[Collected data]

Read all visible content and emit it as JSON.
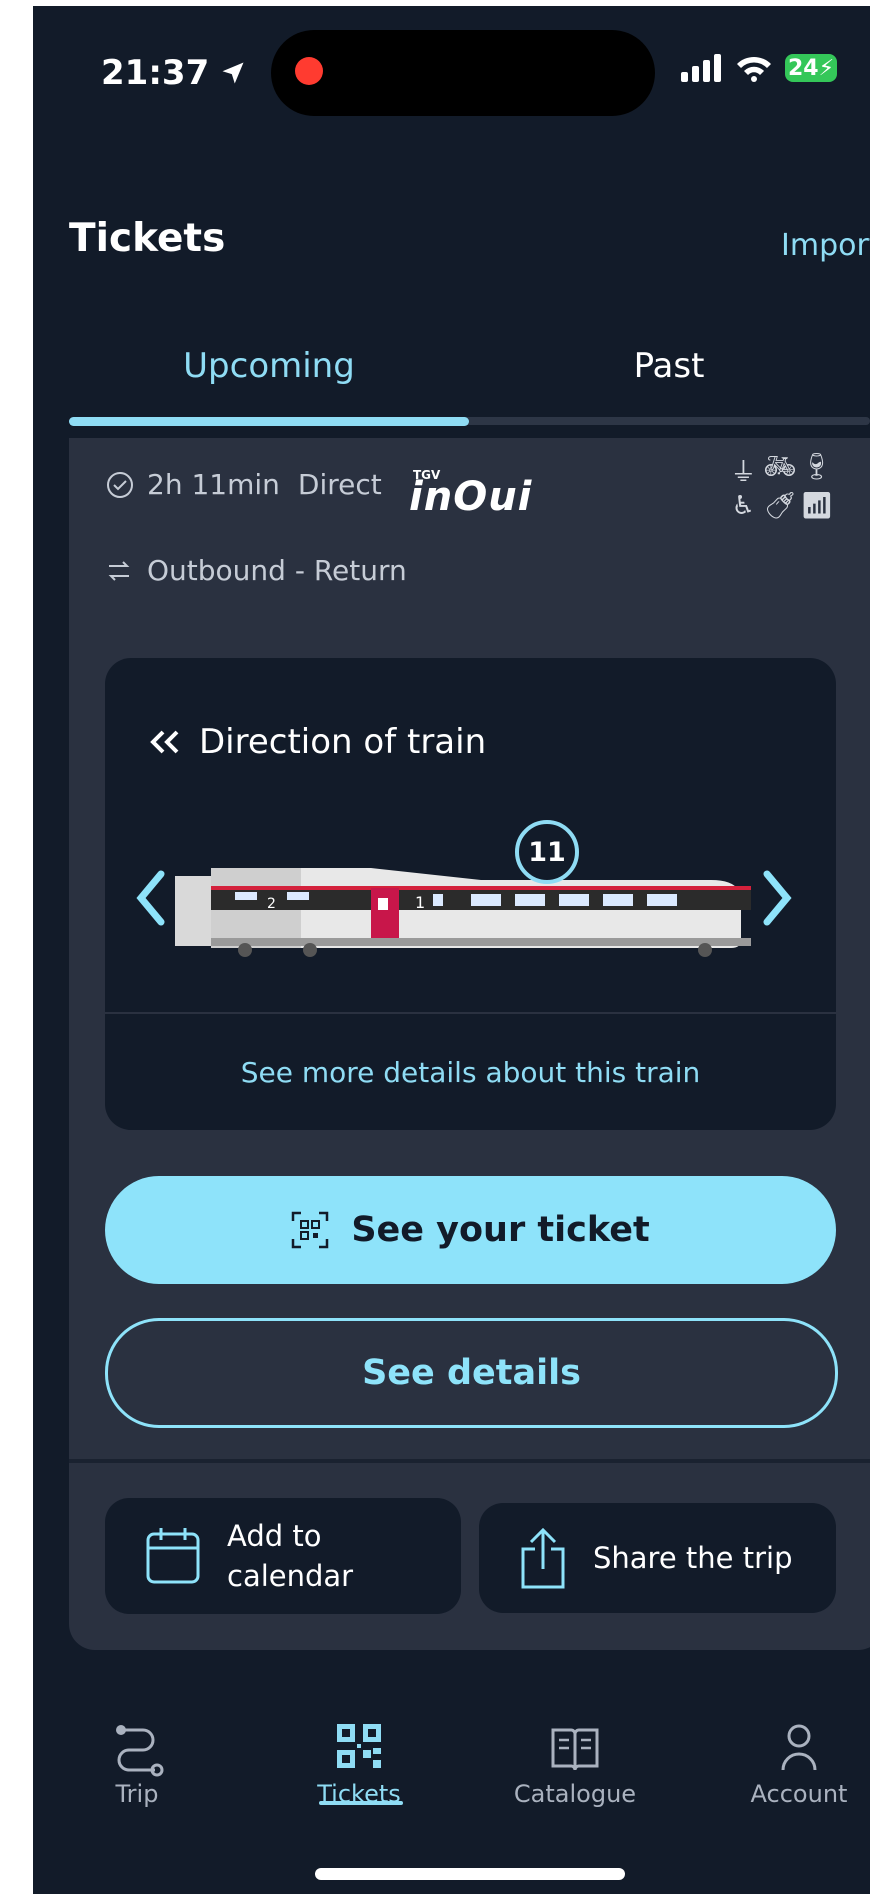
{
  "status_bar": {
    "time": "21:37",
    "battery": "24"
  },
  "header": {
    "title": "Tickets",
    "import_label": "Import"
  },
  "tabs": [
    {
      "label": "Upcoming",
      "active": true
    },
    {
      "label": "Past",
      "active": false
    }
  ],
  "trip": {
    "duration": "2h 11min",
    "type": "Direct",
    "brand_small": "TGV",
    "brand": "inOui",
    "journey": "Outbound - Return",
    "amenities": [
      "plug-icon",
      "bike-icon",
      "bar-icon",
      "wheelchair-icon",
      "bottle-icon",
      "wifi-icon"
    ],
    "train": {
      "direction_label": "Direction of train",
      "car_number": "11",
      "car_class_1": "1",
      "car_class_2": "2",
      "details_link": "See more details about this train"
    },
    "see_ticket_label": "See your ticket",
    "see_details_label": "See details",
    "add_calendar_label": [
      "Add to",
      "calendar"
    ],
    "share_label": "Share the trip"
  },
  "nav": [
    {
      "label": "Trip",
      "icon": "trip-route-icon",
      "active": false
    },
    {
      "label": "Tickets",
      "icon": "qr-code-icon",
      "active": true
    },
    {
      "label": "Catalogue",
      "icon": "catalogue-book-icon",
      "active": false
    },
    {
      "label": "Account",
      "icon": "account-person-icon",
      "active": false
    }
  ],
  "colors": {
    "background": "#121b29",
    "card": "#2a3140",
    "accent": "#8ee3fa",
    "text": "#ffffff"
  }
}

* DIRECTIONS FOR THIS TASK
Leave out the pictures and print every line of the data exactly.

* EXERCISE RESPONSE
Read all visible content and emit it as JSON.
{
  "status_bar": {
    "time": "21:37",
    "battery": "24"
  },
  "header": {
    "title": "Tickets",
    "import_label": "Import"
  },
  "tabs": [
    {
      "label": "Upcoming",
      "active": true
    },
    {
      "label": "Past",
      "active": false
    }
  ],
  "trip": {
    "duration": "2h 11min",
    "type": "Direct",
    "brand_small": "TGV",
    "brand": "inOui",
    "journey": "Outbound - Return",
    "amenities": [
      "plug-icon",
      "bike-icon",
      "bar-icon",
      "wheelchair-icon",
      "bottle-icon",
      "wifi-icon"
    ],
    "train": {
      "direction_label": "Direction of train",
      "car_number": "11",
      "car_class_1": "1",
      "car_class_2": "2",
      "details_link": "See more details about this train"
    },
    "see_ticket_label": "See your ticket",
    "see_details_label": "See details",
    "add_calendar_label": [
      "Add to",
      "calendar"
    ],
    "share_label": "Share the trip"
  },
  "nav": [
    {
      "label": "Trip",
      "icon": "trip-route-icon",
      "active": false
    },
    {
      "label": "Tickets",
      "icon": "qr-code-icon",
      "active": true
    },
    {
      "label": "Catalogue",
      "icon": "catalogue-book-icon",
      "active": false
    },
    {
      "label": "Account",
      "icon": "account-person-icon",
      "active": false
    }
  ],
  "colors": {
    "background": "#121b29",
    "card": "#2a3140",
    "accent": "#8ee3fa",
    "text": "#ffffff"
  }
}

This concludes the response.